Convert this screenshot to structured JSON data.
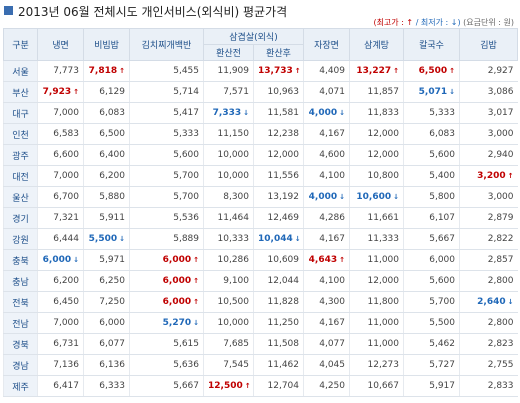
{
  "header": {
    "title": "2013년 06월 전체시도 개인서비스(외식비) 평균가격",
    "legend_high": "(최고가 : ↑",
    "legend_low": "/ 최저가 : ↓)",
    "unit": "(요금단위 : 원)"
  },
  "table": {
    "columns": [
      "구분",
      "냉면",
      "비빔밥",
      "김치찌개백반",
      "삼겹살(외식)",
      "자장면",
      "삼계탕",
      "칼국수",
      "김밥"
    ],
    "subcolumns": [
      "환산전",
      "환산후"
    ],
    "rows": [
      {
        "region": "서울",
        "cells": [
          "7,773",
          "7,818",
          "5,455",
          "11,909",
          "13,733",
          "4,409",
          "13,227",
          "6,500",
          "2,927"
        ],
        "flags": [
          null,
          "max",
          null,
          null,
          "max",
          null,
          "max",
          "max",
          null
        ]
      },
      {
        "region": "부산",
        "cells": [
          "7,923",
          "6,129",
          "5,714",
          "7,571",
          "10,963",
          "4,071",
          "11,857",
          "5,071",
          "3,086"
        ],
        "flags": [
          "max",
          null,
          null,
          null,
          null,
          null,
          null,
          "min",
          null
        ]
      },
      {
        "region": "대구",
        "cells": [
          "7,000",
          "6,083",
          "5,417",
          "7,333",
          "11,581",
          "4,000",
          "11,833",
          "5,333",
          "3,017"
        ],
        "flags": [
          null,
          null,
          null,
          "min",
          null,
          "min",
          null,
          null,
          null
        ]
      },
      {
        "region": "인천",
        "cells": [
          "6,583",
          "6,500",
          "5,333",
          "11,150",
          "12,238",
          "4,167",
          "12,000",
          "6,083",
          "3,000"
        ],
        "flags": [
          null,
          null,
          null,
          null,
          null,
          null,
          null,
          null,
          null
        ]
      },
      {
        "region": "광주",
        "cells": [
          "6,600",
          "6,400",
          "5,600",
          "10,000",
          "12,000",
          "4,600",
          "12,000",
          "5,600",
          "2,940"
        ],
        "flags": [
          null,
          null,
          null,
          null,
          null,
          null,
          null,
          null,
          null
        ]
      },
      {
        "region": "대전",
        "cells": [
          "7,000",
          "6,200",
          "5,700",
          "10,000",
          "11,556",
          "4,100",
          "10,800",
          "5,400",
          "3,200"
        ],
        "flags": [
          null,
          null,
          null,
          null,
          null,
          null,
          null,
          null,
          "max"
        ]
      },
      {
        "region": "울산",
        "cells": [
          "6,700",
          "5,880",
          "5,700",
          "8,300",
          "13,192",
          "4,000",
          "10,600",
          "5,800",
          "3,000"
        ],
        "flags": [
          null,
          null,
          null,
          null,
          null,
          "min",
          "min",
          null,
          null
        ]
      },
      {
        "region": "경기",
        "cells": [
          "7,321",
          "5,911",
          "5,536",
          "11,464",
          "12,469",
          "4,286",
          "11,661",
          "6,107",
          "2,879"
        ],
        "flags": [
          null,
          null,
          null,
          null,
          null,
          null,
          null,
          null,
          null
        ]
      },
      {
        "region": "강원",
        "cells": [
          "6,444",
          "5,500",
          "5,889",
          "10,333",
          "10,044",
          "4,167",
          "11,333",
          "5,667",
          "2,822"
        ],
        "flags": [
          null,
          "min",
          null,
          null,
          "min",
          null,
          null,
          null,
          null
        ]
      },
      {
        "region": "충북",
        "cells": [
          "6,000",
          "5,971",
          "6,000",
          "10,286",
          "10,609",
          "4,643",
          "11,000",
          "6,000",
          "2,857"
        ],
        "flags": [
          "min",
          null,
          "max",
          null,
          null,
          "max",
          null,
          null,
          null
        ]
      },
      {
        "region": "충남",
        "cells": [
          "6,200",
          "6,250",
          "6,000",
          "9,100",
          "12,044",
          "4,100",
          "12,000",
          "5,600",
          "2,800"
        ],
        "flags": [
          null,
          null,
          "max",
          null,
          null,
          null,
          null,
          null,
          null
        ]
      },
      {
        "region": "전북",
        "cells": [
          "6,450",
          "7,250",
          "6,000",
          "10,500",
          "11,828",
          "4,300",
          "11,800",
          "5,700",
          "2,640"
        ],
        "flags": [
          null,
          null,
          "max",
          null,
          null,
          null,
          null,
          null,
          "min"
        ]
      },
      {
        "region": "전남",
        "cells": [
          "7,000",
          "6,000",
          "5,270",
          "10,000",
          "11,250",
          "4,167",
          "11,000",
          "5,500",
          "2,800"
        ],
        "flags": [
          null,
          null,
          "min",
          null,
          null,
          null,
          null,
          null,
          null
        ]
      },
      {
        "region": "경북",
        "cells": [
          "6,731",
          "6,077",
          "5,615",
          "7,685",
          "11,508",
          "4,077",
          "11,000",
          "5,462",
          "2,823"
        ],
        "flags": [
          null,
          null,
          null,
          null,
          null,
          null,
          null,
          null,
          null
        ]
      },
      {
        "region": "경남",
        "cells": [
          "7,136",
          "6,136",
          "5,636",
          "7,545",
          "11,462",
          "4,045",
          "12,273",
          "5,727",
          "2,755"
        ],
        "flags": [
          null,
          null,
          null,
          null,
          null,
          null,
          null,
          null,
          null
        ]
      },
      {
        "region": "제주",
        "cells": [
          "6,417",
          "6,333",
          "5,667",
          "12,500",
          "12,704",
          "4,250",
          "10,667",
          "5,917",
          "2,833"
        ],
        "flags": [
          null,
          null,
          null,
          "max",
          null,
          null,
          null,
          null,
          null
        ]
      }
    ]
  }
}
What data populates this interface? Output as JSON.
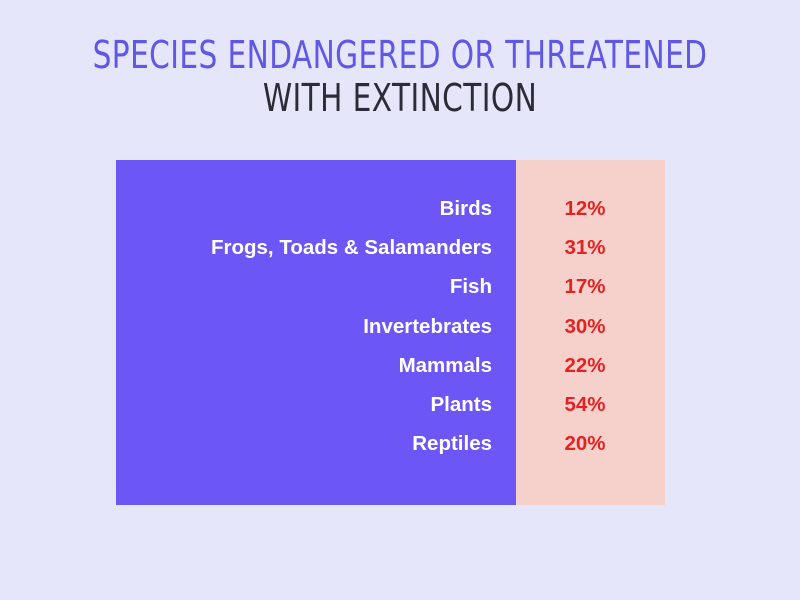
{
  "title": {
    "line1": "SPECIES ENDANGERED OR THREATENED",
    "line2": "WITH EXTINCTION"
  },
  "colors": {
    "background": "#e6e6fb",
    "title_accent": "#5f57e6",
    "title_dark": "#2c2c38",
    "label_panel": "#6c57f6",
    "value_panel": "#f6d0cb",
    "label_text": "#ffffff",
    "value_text": "#e52222"
  },
  "chart_data": {
    "type": "table",
    "title": "SPECIES ENDANGERED OR THREATENED WITH EXTINCTION",
    "categories": [
      "Birds",
      "Frogs, Toads & Salamanders",
      "Fish",
      "Invertebrates",
      "Mammals",
      "Plants",
      "Reptiles"
    ],
    "values": [
      12,
      31,
      17,
      30,
      22,
      54,
      20
    ],
    "value_labels": [
      "12%",
      "31%",
      "17%",
      "30%",
      "22%",
      "54%",
      "20%"
    ],
    "unit": "%"
  }
}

● **The problem**
Give the number of lines containing the word "WITH". No other answer is needed.

● **Final answer**
2